#### EXERCISE
The answer must consist of every line from the entries that holds the word "Maintenance".

#### MATERIAL FOR THE TASK
┌──
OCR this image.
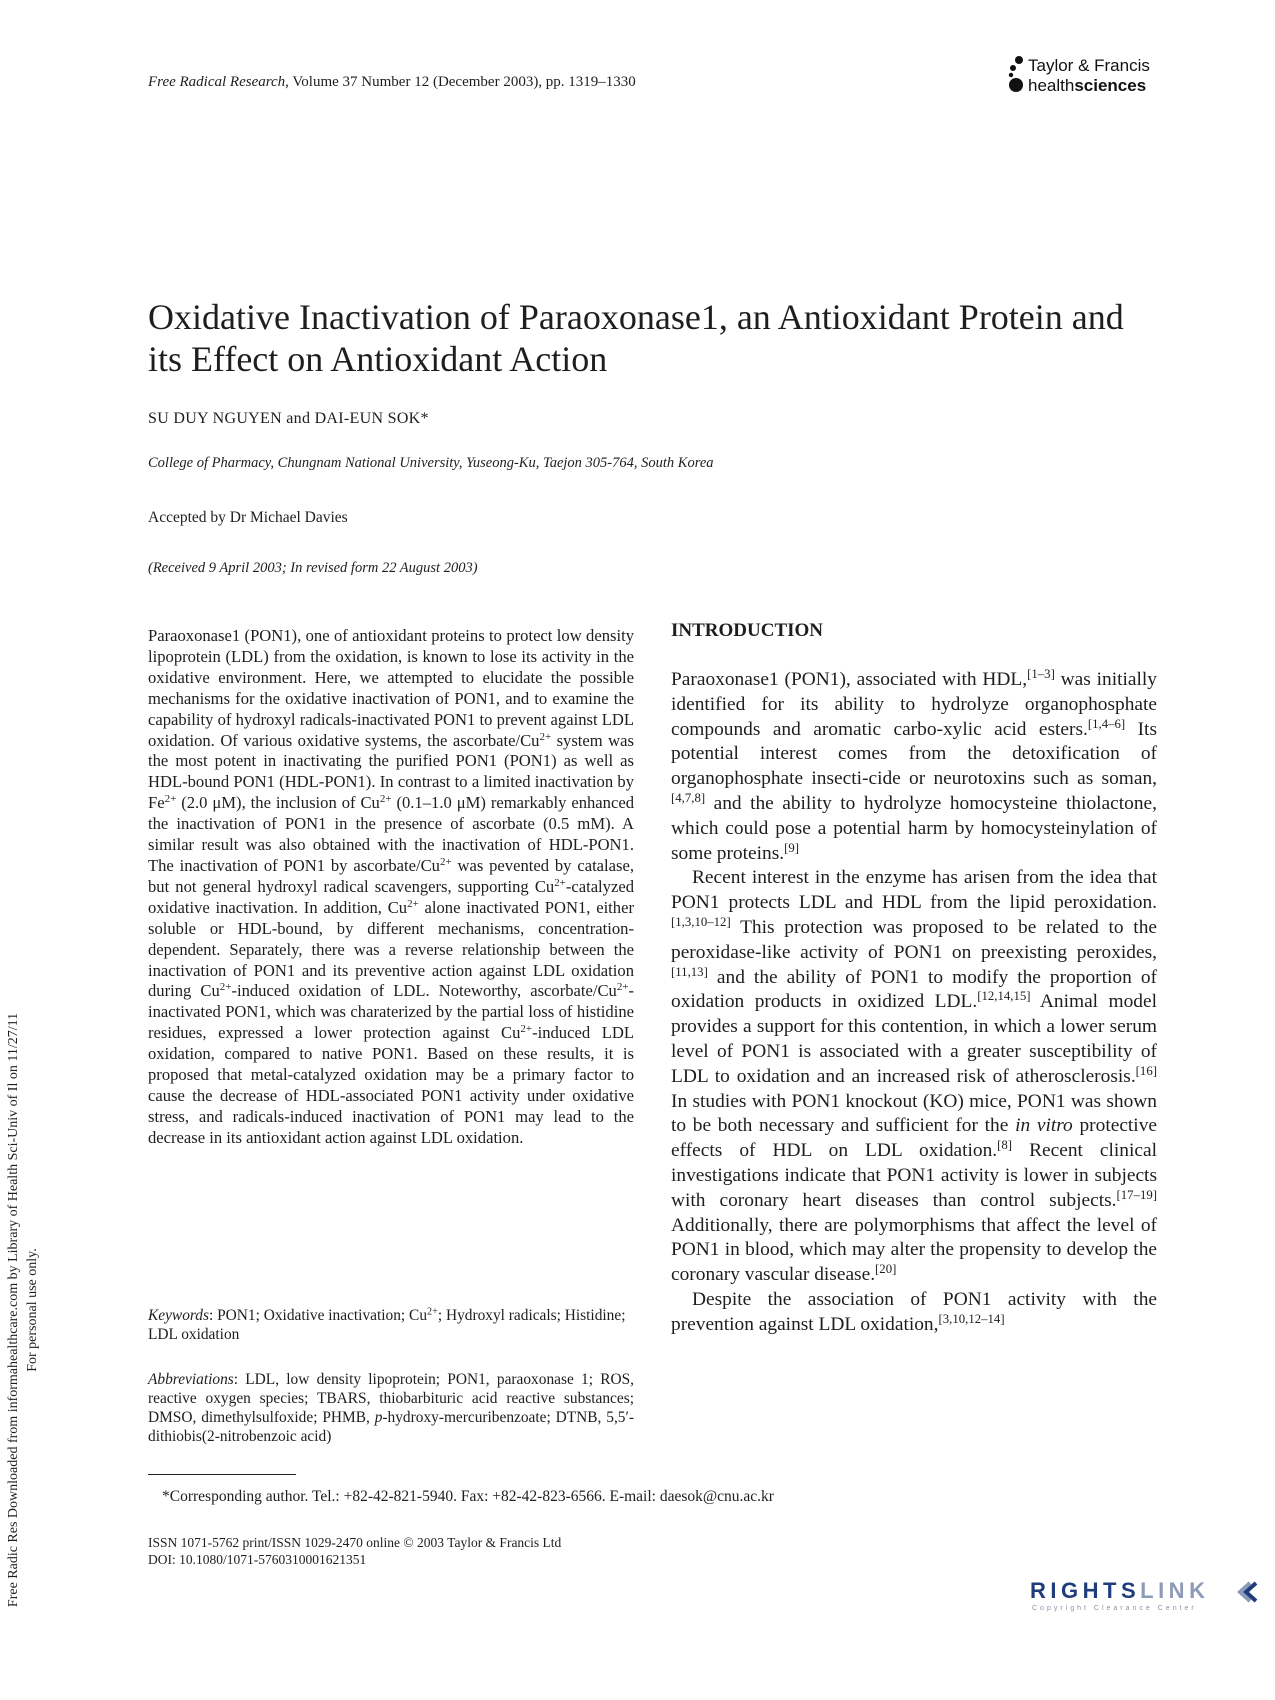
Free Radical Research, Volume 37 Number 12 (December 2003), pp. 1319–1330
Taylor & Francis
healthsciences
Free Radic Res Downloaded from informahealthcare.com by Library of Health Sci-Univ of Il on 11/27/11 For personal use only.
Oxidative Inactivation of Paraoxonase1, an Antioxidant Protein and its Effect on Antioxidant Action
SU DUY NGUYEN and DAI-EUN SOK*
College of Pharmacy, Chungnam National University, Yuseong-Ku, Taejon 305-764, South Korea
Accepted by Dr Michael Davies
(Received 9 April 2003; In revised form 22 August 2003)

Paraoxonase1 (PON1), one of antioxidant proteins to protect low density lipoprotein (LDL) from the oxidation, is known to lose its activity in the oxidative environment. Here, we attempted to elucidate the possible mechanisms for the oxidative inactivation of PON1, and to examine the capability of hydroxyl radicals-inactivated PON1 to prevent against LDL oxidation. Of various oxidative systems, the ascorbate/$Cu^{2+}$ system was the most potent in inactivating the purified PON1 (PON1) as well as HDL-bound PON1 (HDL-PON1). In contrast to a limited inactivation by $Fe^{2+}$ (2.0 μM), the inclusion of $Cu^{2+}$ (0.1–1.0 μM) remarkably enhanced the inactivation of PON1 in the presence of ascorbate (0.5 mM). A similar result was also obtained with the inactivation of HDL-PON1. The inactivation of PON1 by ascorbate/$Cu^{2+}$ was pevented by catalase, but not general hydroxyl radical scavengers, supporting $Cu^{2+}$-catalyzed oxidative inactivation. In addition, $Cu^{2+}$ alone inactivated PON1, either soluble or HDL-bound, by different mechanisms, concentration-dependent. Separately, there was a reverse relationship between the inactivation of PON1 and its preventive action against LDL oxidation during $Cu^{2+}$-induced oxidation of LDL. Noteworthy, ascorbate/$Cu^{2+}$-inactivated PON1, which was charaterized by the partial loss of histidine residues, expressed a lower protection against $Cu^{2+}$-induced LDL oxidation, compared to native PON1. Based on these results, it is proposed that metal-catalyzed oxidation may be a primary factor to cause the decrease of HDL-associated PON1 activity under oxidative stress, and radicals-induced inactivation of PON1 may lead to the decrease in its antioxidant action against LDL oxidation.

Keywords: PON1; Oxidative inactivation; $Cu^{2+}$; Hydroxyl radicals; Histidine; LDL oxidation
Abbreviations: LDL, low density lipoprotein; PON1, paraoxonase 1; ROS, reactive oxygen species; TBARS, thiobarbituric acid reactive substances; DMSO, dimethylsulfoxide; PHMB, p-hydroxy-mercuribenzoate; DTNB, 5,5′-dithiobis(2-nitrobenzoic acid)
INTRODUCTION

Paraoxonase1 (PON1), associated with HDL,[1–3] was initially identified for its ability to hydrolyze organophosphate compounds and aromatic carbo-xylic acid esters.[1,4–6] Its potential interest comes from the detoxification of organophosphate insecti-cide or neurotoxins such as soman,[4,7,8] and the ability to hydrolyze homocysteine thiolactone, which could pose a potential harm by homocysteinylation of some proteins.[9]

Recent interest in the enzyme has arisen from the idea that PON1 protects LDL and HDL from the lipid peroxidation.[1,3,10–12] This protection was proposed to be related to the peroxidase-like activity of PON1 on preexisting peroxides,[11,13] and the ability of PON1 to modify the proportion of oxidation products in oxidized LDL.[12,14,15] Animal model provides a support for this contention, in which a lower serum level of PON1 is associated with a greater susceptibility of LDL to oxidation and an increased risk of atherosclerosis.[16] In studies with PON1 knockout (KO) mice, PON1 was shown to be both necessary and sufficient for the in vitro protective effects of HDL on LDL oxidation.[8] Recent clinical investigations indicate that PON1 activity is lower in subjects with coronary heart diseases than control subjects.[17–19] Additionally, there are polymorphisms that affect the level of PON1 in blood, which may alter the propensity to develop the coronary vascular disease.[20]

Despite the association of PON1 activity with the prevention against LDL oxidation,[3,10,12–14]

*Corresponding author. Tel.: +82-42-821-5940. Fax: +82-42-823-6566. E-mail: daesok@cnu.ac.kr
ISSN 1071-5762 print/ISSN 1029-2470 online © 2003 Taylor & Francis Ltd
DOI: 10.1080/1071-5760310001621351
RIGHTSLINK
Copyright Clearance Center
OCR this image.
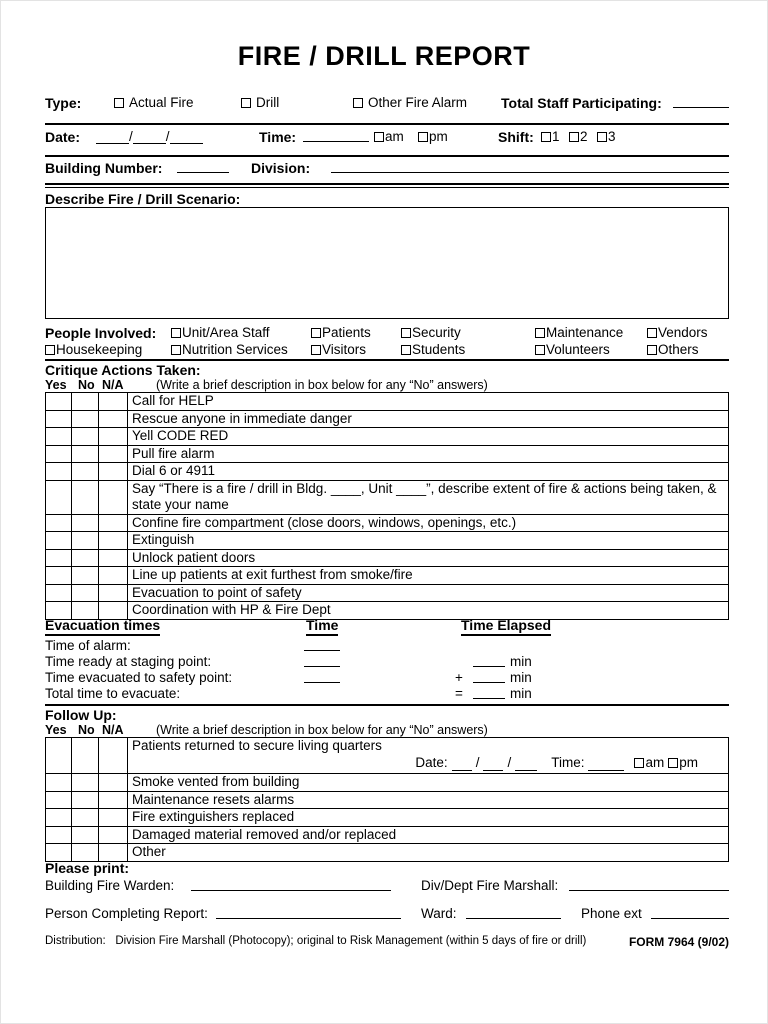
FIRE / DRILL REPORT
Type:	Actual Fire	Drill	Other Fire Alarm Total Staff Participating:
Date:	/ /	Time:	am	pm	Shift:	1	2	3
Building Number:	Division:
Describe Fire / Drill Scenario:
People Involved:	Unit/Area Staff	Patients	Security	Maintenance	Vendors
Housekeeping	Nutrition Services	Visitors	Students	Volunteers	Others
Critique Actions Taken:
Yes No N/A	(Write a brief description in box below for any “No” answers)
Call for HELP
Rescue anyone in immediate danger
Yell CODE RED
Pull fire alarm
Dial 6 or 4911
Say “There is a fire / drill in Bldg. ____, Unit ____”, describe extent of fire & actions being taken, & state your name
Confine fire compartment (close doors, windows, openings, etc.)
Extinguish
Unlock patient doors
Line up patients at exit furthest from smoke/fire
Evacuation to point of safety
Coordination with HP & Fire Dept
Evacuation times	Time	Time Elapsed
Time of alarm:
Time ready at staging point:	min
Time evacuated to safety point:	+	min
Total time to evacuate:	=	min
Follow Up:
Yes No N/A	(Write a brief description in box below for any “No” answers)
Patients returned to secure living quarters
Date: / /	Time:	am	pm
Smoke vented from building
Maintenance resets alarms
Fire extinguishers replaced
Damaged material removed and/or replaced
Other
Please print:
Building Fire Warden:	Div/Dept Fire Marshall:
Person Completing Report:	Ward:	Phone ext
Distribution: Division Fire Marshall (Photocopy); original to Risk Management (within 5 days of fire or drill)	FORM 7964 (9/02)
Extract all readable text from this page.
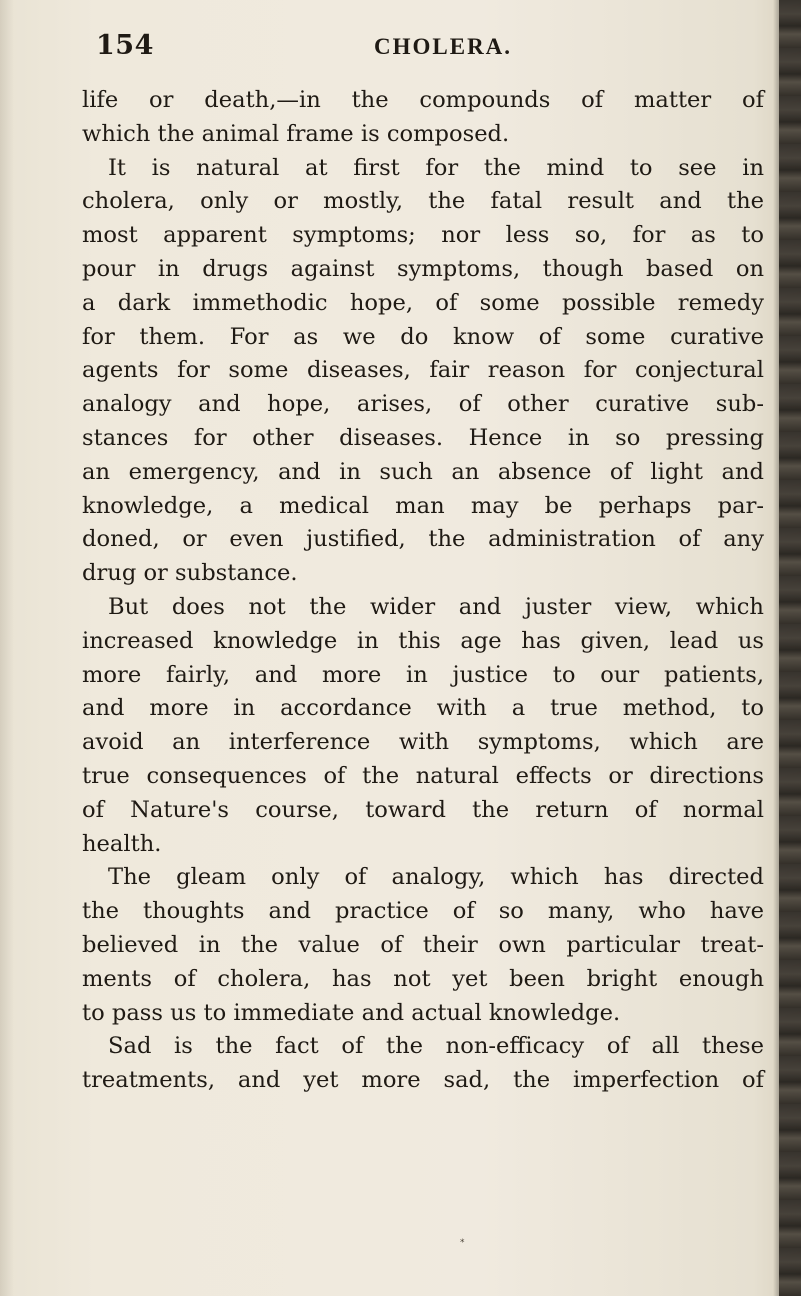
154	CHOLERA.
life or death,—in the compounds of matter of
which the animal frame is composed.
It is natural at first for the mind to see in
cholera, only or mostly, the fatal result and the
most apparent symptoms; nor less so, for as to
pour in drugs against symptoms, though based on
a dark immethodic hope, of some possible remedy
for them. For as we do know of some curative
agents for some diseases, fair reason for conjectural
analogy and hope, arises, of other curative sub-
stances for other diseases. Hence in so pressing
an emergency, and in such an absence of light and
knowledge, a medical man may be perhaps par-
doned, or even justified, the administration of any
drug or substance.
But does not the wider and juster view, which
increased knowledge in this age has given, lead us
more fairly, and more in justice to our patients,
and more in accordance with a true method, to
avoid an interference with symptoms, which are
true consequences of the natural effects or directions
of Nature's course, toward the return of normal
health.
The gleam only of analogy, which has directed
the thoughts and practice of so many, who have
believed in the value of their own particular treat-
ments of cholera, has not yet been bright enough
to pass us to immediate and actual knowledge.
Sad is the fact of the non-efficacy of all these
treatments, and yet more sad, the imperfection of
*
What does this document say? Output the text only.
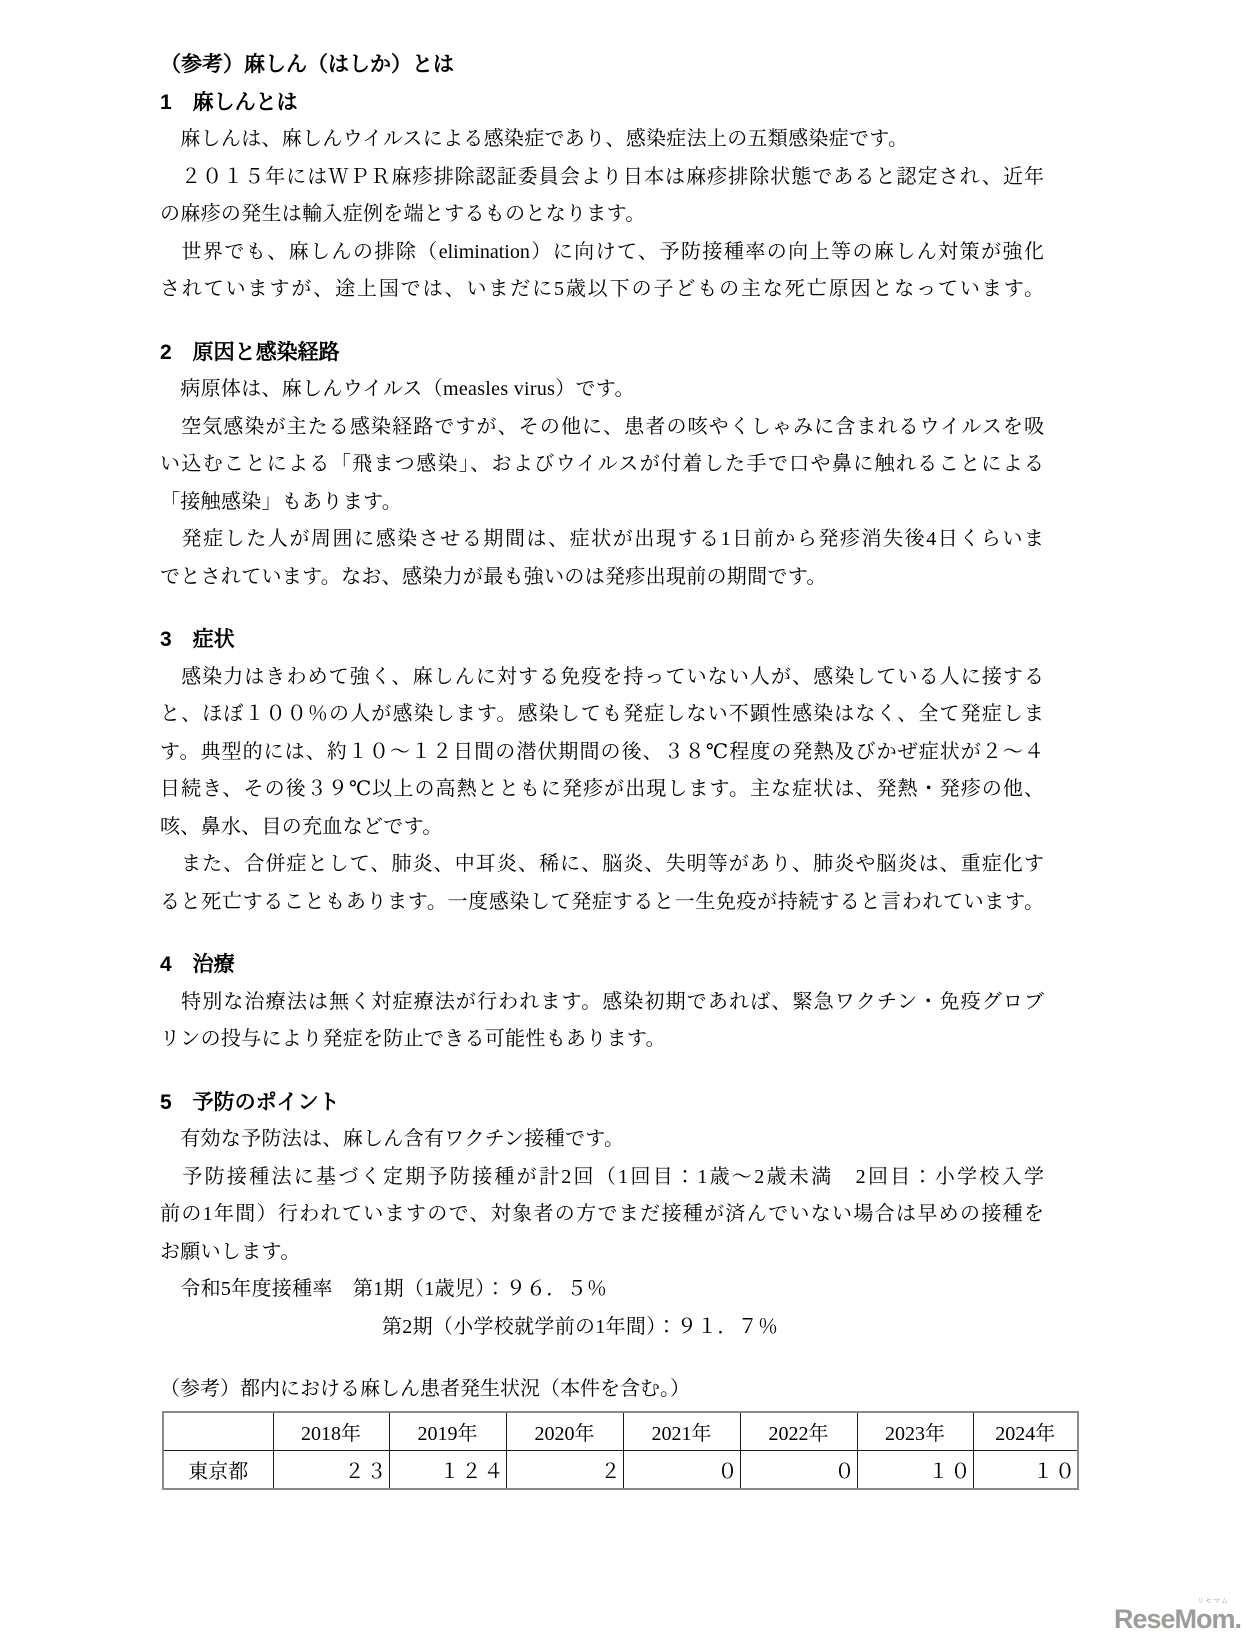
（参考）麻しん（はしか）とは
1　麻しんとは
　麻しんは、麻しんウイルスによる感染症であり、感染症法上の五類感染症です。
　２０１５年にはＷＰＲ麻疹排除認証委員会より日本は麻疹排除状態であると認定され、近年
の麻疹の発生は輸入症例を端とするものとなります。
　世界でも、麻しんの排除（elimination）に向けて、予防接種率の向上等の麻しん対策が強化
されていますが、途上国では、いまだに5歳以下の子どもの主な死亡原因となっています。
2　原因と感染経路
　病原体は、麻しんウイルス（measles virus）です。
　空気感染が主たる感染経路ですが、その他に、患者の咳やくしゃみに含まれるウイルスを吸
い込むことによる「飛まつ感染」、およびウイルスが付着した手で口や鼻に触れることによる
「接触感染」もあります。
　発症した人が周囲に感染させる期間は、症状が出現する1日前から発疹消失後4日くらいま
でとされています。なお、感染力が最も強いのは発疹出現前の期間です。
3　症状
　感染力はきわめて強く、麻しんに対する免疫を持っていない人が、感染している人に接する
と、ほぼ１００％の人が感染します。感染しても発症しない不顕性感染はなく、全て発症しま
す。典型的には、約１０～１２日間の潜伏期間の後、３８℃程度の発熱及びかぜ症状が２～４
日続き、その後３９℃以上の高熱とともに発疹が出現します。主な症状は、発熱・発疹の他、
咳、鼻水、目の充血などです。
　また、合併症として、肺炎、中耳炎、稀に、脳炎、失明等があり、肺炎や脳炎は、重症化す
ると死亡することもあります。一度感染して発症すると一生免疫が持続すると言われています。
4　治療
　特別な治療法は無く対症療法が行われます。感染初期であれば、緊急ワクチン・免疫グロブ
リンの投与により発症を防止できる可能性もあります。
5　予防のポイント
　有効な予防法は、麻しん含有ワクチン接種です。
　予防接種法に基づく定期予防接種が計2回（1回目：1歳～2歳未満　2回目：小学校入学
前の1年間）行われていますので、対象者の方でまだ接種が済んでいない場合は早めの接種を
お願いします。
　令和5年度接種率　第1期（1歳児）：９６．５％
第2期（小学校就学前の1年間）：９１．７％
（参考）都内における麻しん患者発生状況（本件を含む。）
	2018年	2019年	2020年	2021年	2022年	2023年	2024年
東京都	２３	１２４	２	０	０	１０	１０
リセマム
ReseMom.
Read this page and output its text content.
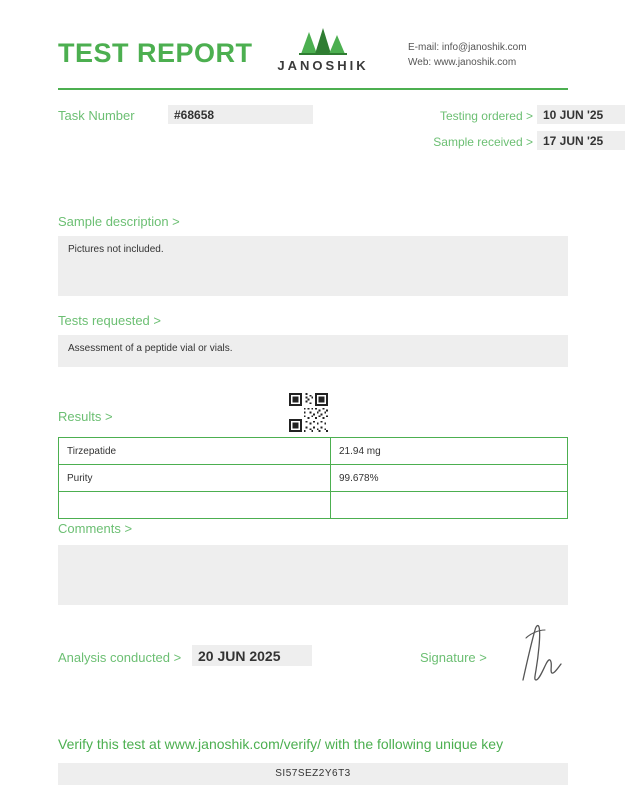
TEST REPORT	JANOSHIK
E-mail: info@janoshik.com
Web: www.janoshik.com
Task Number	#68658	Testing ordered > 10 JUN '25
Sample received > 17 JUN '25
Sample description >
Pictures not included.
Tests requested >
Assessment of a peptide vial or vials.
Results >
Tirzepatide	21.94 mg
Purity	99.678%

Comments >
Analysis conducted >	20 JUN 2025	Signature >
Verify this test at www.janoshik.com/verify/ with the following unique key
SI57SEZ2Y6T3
└──
#### REPLY
People Involved:	Unit/Area Staff	Patients	Security	Maintenance	Vendors
Maintenance resets alarms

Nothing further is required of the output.